*Job*. Find and copy each line of the records where the string "screenshot" shows up.
═════ The data
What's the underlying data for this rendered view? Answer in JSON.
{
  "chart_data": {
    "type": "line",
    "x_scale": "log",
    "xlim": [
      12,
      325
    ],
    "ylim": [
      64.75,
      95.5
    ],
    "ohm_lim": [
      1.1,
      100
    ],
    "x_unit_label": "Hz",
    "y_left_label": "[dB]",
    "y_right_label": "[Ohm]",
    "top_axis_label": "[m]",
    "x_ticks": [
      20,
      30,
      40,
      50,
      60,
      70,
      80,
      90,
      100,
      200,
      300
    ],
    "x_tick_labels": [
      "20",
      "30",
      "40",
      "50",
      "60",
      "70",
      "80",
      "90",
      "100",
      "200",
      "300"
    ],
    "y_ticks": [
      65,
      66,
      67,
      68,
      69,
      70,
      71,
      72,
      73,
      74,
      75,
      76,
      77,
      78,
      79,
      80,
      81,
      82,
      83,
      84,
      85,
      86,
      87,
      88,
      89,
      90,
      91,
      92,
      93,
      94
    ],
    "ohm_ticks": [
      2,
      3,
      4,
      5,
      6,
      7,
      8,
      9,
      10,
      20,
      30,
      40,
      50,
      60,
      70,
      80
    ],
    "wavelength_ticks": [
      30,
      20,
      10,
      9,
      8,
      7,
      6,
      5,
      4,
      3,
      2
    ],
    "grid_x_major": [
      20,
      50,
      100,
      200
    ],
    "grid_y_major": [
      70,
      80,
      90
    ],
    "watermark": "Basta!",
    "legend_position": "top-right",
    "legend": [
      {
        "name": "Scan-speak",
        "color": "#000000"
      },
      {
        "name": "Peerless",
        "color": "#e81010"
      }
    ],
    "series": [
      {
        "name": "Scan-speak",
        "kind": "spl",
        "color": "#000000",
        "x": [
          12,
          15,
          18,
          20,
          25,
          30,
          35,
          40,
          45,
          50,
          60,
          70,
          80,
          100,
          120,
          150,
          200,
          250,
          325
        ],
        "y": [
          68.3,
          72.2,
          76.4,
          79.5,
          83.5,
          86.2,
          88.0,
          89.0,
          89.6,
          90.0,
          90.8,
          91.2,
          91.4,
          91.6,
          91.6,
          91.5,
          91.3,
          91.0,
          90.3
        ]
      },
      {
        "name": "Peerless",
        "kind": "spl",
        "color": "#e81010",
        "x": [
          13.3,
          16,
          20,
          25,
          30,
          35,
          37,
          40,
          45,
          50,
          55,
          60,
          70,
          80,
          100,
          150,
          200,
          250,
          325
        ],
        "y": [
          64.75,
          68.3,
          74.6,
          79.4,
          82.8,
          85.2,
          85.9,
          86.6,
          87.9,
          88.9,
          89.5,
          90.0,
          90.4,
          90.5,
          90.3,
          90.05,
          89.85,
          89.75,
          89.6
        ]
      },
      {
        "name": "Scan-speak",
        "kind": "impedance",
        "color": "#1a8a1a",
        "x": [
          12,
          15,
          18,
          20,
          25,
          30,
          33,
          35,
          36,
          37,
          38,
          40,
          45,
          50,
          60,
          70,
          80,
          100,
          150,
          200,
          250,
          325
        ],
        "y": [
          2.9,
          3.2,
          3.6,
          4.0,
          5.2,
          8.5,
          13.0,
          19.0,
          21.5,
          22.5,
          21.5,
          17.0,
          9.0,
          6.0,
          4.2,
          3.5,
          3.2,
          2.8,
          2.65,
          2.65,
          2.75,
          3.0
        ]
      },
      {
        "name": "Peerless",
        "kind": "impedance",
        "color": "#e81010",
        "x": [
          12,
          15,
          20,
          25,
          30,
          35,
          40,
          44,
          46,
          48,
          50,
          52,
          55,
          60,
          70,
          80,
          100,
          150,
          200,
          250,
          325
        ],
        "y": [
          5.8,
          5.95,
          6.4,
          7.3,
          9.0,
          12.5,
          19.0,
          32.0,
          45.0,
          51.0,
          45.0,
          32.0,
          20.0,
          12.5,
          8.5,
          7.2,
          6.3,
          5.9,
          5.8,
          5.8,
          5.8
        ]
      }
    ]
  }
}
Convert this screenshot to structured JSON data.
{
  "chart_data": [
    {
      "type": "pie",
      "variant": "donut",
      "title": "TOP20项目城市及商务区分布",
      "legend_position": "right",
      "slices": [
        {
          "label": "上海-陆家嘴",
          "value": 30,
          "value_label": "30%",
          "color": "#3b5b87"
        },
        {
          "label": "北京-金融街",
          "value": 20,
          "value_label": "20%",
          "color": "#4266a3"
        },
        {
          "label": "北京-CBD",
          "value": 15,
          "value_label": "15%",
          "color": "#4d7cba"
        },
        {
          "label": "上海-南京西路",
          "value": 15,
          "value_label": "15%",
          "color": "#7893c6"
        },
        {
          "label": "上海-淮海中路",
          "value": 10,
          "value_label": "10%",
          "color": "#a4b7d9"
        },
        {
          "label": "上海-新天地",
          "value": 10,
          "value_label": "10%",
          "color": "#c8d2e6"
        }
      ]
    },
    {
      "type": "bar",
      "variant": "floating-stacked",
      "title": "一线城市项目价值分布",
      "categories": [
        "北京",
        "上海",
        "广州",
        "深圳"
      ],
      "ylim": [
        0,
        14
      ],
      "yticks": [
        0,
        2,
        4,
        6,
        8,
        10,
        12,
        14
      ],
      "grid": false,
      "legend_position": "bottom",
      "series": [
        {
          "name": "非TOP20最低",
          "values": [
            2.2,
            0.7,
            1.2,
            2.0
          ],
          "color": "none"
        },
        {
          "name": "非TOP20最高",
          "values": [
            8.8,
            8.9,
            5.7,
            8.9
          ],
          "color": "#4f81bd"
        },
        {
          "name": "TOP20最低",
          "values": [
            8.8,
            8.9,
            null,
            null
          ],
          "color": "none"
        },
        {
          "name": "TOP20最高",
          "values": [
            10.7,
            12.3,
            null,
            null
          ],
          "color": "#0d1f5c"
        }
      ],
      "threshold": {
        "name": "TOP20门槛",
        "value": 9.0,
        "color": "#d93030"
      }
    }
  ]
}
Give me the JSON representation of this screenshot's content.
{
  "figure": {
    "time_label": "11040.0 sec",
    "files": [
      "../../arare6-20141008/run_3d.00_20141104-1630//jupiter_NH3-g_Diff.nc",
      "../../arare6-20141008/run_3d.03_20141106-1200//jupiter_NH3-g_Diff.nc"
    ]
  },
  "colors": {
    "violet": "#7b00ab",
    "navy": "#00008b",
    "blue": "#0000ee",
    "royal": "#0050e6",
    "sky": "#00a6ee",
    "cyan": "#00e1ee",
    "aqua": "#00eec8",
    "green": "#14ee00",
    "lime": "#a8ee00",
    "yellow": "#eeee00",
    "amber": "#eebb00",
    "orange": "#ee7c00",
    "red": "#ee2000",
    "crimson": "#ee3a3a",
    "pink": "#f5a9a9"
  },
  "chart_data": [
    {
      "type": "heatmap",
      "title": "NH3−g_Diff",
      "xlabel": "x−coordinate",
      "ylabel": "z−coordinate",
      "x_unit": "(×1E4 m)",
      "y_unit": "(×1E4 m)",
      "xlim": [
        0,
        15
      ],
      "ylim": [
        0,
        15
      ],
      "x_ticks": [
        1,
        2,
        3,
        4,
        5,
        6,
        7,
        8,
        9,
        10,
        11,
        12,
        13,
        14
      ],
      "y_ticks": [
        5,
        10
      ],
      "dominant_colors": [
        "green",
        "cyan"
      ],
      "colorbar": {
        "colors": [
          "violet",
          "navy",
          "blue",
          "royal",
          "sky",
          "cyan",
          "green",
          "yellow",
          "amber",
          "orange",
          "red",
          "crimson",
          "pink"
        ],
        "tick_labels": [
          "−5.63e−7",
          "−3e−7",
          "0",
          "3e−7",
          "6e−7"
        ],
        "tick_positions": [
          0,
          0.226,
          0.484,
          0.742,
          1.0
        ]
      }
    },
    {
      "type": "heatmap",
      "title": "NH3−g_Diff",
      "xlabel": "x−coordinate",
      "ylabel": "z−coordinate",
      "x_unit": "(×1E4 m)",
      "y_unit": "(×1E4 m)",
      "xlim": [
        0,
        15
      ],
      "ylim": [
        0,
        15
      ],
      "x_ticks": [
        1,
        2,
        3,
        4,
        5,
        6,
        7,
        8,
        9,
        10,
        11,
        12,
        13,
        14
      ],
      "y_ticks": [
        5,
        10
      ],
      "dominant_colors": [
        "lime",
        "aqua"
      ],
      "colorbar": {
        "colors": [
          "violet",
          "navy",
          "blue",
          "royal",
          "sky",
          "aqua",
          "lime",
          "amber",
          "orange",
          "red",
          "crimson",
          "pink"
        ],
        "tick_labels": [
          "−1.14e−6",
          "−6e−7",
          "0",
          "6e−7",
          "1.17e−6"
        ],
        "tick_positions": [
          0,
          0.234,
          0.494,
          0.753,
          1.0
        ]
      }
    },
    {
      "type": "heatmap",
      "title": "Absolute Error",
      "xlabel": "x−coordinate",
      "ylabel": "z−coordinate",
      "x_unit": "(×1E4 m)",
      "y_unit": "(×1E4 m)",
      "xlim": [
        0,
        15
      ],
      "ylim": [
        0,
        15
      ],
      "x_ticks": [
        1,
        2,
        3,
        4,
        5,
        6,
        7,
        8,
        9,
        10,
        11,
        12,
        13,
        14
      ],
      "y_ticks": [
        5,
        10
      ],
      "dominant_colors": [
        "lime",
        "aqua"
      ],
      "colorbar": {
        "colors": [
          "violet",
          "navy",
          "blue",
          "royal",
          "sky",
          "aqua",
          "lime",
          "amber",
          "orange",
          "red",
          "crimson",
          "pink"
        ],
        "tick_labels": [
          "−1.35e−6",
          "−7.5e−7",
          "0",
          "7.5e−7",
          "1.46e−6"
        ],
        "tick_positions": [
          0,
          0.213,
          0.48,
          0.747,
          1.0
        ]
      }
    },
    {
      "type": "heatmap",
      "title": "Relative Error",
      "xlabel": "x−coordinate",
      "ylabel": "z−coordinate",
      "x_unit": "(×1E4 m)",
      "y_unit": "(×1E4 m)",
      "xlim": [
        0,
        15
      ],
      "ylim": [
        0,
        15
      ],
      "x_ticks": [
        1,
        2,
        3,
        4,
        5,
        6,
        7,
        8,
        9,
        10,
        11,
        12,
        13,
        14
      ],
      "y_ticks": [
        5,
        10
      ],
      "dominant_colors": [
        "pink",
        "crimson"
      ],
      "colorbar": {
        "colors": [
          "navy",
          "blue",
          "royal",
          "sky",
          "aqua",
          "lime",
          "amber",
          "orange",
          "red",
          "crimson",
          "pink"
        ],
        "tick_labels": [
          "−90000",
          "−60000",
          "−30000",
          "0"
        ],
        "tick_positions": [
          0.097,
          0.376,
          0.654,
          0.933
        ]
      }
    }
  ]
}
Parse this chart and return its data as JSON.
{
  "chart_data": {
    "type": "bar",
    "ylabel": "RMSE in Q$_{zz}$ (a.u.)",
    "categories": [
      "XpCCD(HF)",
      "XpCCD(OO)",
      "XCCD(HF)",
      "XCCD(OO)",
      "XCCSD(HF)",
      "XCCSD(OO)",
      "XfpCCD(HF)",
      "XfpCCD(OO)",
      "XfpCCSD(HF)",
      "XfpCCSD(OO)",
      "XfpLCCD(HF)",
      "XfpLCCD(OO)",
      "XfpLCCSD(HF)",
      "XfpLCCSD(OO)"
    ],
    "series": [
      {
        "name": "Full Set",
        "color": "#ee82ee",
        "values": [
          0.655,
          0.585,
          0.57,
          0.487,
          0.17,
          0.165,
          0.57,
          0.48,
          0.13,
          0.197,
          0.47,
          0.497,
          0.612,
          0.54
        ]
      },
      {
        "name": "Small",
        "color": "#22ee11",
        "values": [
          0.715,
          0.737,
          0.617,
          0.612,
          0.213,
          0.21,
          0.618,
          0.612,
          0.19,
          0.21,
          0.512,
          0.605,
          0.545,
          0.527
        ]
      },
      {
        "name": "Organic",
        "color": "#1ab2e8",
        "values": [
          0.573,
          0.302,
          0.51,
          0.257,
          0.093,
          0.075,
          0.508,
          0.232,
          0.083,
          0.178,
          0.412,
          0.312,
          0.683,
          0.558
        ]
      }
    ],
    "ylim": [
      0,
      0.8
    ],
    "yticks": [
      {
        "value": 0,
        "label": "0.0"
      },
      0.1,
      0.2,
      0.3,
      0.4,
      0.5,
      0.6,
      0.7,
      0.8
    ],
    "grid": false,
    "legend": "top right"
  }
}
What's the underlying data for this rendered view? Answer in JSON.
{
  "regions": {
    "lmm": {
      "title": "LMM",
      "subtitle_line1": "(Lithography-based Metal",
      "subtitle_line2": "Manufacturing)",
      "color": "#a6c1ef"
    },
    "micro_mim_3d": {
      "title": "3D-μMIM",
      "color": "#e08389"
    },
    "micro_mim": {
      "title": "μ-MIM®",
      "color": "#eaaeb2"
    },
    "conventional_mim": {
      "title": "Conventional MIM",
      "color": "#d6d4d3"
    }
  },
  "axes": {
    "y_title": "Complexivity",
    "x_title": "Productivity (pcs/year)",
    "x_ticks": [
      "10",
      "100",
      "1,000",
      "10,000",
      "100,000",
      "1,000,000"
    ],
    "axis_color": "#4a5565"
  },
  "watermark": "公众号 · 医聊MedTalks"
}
══════════
*Completed exercise*.
Convert this screenshot to structured JSON data.
Give me the JSON representation of this screenshot's content.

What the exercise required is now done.